_WHAT NEEDS TO BE DONE_
Quote all lines below exactly. Images stay out.

_DATASET RECORDS_
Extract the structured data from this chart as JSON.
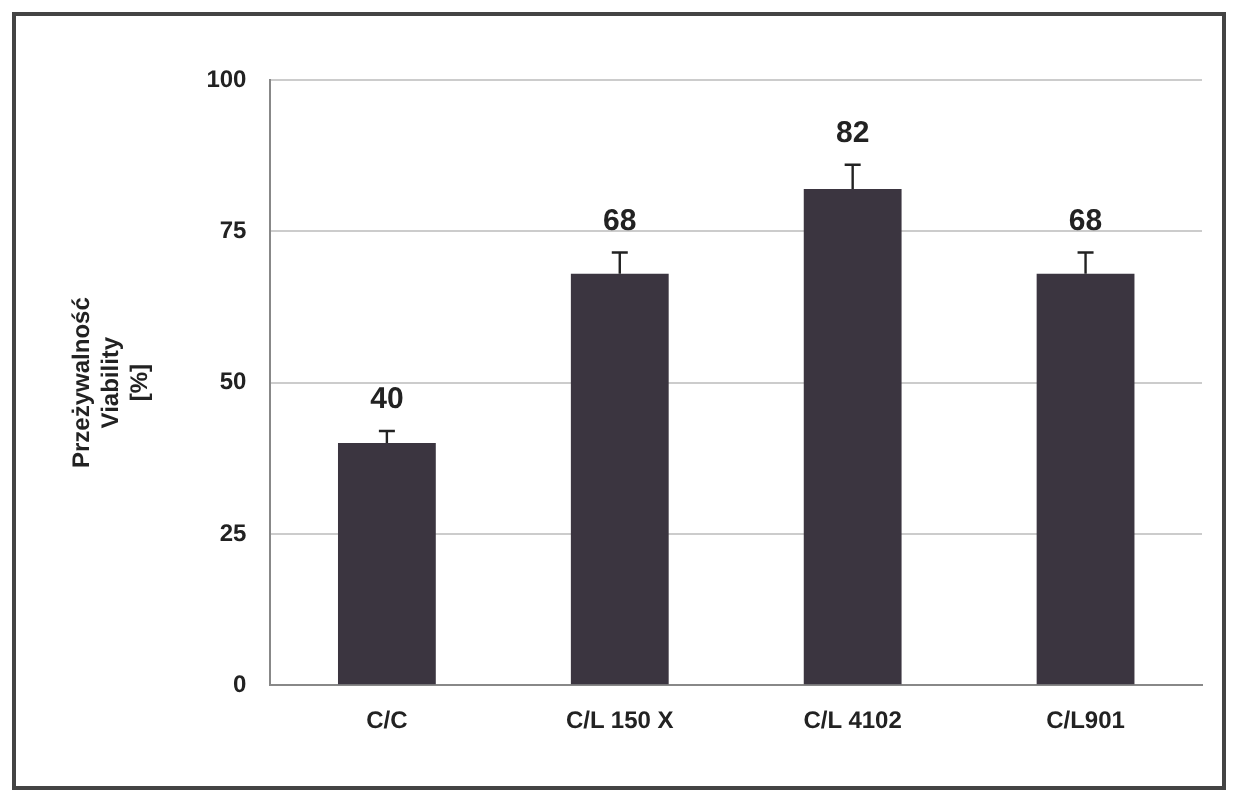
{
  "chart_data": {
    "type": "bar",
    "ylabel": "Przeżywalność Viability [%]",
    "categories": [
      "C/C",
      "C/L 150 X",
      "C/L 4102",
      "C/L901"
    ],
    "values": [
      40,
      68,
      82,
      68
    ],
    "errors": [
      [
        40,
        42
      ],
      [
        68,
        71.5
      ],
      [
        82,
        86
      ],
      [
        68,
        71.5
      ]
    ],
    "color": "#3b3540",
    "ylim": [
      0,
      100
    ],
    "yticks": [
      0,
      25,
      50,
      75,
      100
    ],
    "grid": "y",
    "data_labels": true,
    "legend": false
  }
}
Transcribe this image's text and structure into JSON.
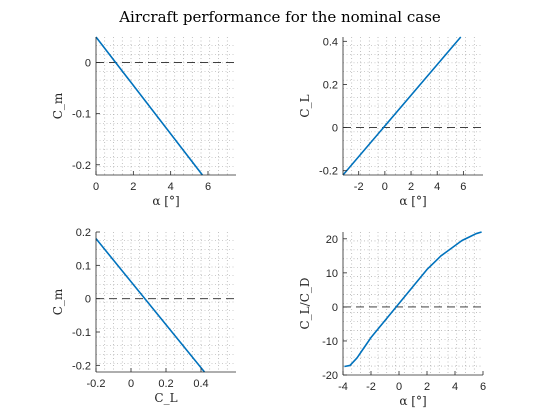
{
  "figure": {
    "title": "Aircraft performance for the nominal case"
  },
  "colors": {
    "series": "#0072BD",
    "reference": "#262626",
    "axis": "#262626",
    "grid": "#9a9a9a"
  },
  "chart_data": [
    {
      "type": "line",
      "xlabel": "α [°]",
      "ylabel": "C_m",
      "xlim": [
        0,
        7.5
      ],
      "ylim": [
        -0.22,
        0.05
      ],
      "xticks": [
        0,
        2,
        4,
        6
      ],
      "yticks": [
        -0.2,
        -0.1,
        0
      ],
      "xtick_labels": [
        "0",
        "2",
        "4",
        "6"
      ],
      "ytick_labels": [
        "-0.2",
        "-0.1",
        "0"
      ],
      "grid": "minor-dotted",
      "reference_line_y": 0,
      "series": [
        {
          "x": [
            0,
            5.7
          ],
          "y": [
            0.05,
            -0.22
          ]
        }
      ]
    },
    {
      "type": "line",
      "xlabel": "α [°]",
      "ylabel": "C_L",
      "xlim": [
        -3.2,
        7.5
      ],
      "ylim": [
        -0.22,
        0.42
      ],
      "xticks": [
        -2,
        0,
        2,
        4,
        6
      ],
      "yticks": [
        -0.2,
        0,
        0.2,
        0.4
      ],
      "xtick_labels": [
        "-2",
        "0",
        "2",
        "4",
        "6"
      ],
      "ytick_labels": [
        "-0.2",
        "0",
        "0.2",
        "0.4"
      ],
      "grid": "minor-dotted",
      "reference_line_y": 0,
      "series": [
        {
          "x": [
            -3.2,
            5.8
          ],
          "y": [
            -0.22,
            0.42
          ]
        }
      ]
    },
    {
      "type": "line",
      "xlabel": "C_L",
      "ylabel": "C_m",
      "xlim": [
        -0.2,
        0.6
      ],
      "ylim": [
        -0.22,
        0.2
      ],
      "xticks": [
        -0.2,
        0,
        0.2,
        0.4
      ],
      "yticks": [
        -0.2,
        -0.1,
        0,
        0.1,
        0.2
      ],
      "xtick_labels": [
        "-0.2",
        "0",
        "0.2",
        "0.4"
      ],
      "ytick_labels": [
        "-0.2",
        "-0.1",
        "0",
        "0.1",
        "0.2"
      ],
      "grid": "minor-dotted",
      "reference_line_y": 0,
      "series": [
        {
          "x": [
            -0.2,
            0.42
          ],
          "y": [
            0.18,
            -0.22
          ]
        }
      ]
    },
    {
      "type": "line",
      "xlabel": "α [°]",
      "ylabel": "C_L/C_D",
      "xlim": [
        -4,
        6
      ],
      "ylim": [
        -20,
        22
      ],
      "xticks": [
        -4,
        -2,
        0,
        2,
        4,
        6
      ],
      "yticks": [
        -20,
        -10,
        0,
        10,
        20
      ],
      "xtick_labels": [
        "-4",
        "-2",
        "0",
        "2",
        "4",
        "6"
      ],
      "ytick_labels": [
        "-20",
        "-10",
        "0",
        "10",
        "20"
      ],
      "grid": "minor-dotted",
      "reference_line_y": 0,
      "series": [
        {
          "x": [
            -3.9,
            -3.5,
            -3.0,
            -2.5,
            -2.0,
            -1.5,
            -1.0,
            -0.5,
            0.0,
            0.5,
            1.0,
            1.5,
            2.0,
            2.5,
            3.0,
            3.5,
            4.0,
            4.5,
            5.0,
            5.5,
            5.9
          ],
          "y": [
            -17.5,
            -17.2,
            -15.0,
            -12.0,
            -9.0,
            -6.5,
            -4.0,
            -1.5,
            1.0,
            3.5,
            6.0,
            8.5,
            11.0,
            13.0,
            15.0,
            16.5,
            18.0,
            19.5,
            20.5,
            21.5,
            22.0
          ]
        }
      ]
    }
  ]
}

_EXPECTED ANSWER_
Extract the structured data from this chart as JSON.
{
  "chart_data": {
    "type": "bar",
    "ylabel": "Przeżywalność Viability [%]",
    "categories": [
      "C/C",
      "C/L 150 X",
      "C/L 4102",
      "C/L901"
    ],
    "values": [
      40,
      68,
      82,
      68
    ],
    "errors": [
      [
        40,
        42
      ],
      [
        68,
        71.5
      ],
      [
        82,
        86
      ],
      [
        68,
        71.5
      ]
    ],
    "color": "#3b3540",
    "ylim": [
      0,
      100
    ],
    "yticks": [
      0,
      25,
      50,
      75,
      100
    ],
    "grid": "y",
    "data_labels": true,
    "legend": false
  }
}
Transcribe this image's text and structure into JSON.
{
  "figure": {
    "title": "Aircraft performance for the nominal case"
  },
  "colors": {
    "series": "#0072BD",
    "reference": "#262626",
    "axis": "#262626",
    "grid": "#9a9a9a"
  },
  "chart_data": [
    {
      "type": "line",
      "xlabel": "α [°]",
      "ylabel": "C_m",
      "xlim": [
        0,
        7.5
      ],
      "ylim": [
        -0.22,
        0.05
      ],
      "xticks": [
        0,
        2,
        4,
        6
      ],
      "yticks": [
        -0.2,
        -0.1,
        0
      ],
      "xtick_labels": [
        "0",
        "2",
        "4",
        "6"
      ],
      "ytick_labels": [
        "-0.2",
        "-0.1",
        "0"
      ],
      "grid": "minor-dotted",
      "reference_line_y": 0,
      "series": [
        {
          "x": [
            0,
            5.7
          ],
          "y": [
            0.05,
            -0.22
          ]
        }
      ]
    },
    {
      "type": "line",
      "xlabel": "α [°]",
      "ylabel": "C_L",
      "xlim": [
        -3.2,
        7.5
      ],
      "ylim": [
        -0.22,
        0.42
      ],
      "xticks": [
        -2,
        0,
        2,
        4,
        6
      ],
      "yticks": [
        -0.2,
        0,
        0.2,
        0.4
      ],
      "xtick_labels": [
        "-2",
        "0",
        "2",
        "4",
        "6"
      ],
      "ytick_labels": [
        "-0.2",
        "0",
        "0.2",
        "0.4"
      ],
      "grid": "minor-dotted",
      "reference_line_y": 0,
      "series": [
        {
          "x": [
            -3.2,
            5.8
          ],
          "y": [
            -0.22,
            0.42
          ]
        }
      ]
    },
    {
      "type": "line",
      "xlabel": "C_L",
      "ylabel": "C_m",
      "xlim": [
        -0.2,
        0.6
      ],
      "ylim": [
        -0.22,
        0.2
      ],
      "xticks": [
        -0.2,
        0,
        0.2,
        0.4
      ],
      "yticks": [
        -0.2,
        -0.1,
        0,
        0.1,
        0.2
      ],
      "xtick_labels": [
        "-0.2",
        "0",
        "0.2",
        "0.4"
      ],
      "ytick_labels": [
        "-0.2",
        "-0.1",
        "0",
        "0.1",
        "0.2"
      ],
      "grid": "minor-dotted",
      "reference_line_y": 0,
      "series": [
        {
          "x": [
            -0.2,
            0.42
          ],
          "y": [
            0.18,
            -0.22
          ]
        }
      ]
    },
    {
      "type": "line",
      "xlabel": "α [°]",
      "ylabel": "C_L/C_D",
      "xlim": [
        -4,
        6
      ],
      "ylim": [
        -20,
        22
      ],
      "xticks": [
        -4,
        -2,
        0,
        2,
        4,
        6
      ],
      "yticks": [
        -20,
        -10,
        0,
        10,
        20
      ],
      "xtick_labels": [
        "-4",
        "-2",
        "0",
        "2",
        "4",
        "6"
      ],
      "ytick_labels": [
        "-20",
        "-10",
        "0",
        "10",
        "20"
      ],
      "grid": "minor-dotted",
      "reference_line_y": 0,
      "series": [
        {
          "x": [
            -3.9,
            -3.5,
            -3.0,
            -2.5,
            -2.0,
            -1.5,
            -1.0,
            -0.5,
            0.0,
            0.5,
            1.0,
            1.5,
            2.0,
            2.5,
            3.0,
            3.5,
            4.0,
            4.5,
            5.0,
            5.5,
            5.9
          ],
          "y": [
            -17.5,
            -17.2,
            -15.0,
            -12.0,
            -9.0,
            -6.5,
            -4.0,
            -1.5,
            1.0,
            3.5,
            6.0,
            8.5,
            11.0,
            13.0,
            15.0,
            16.5,
            18.0,
            19.5,
            20.5,
            21.5,
            22.0
          ]
        }
      ]
    }
  ]
}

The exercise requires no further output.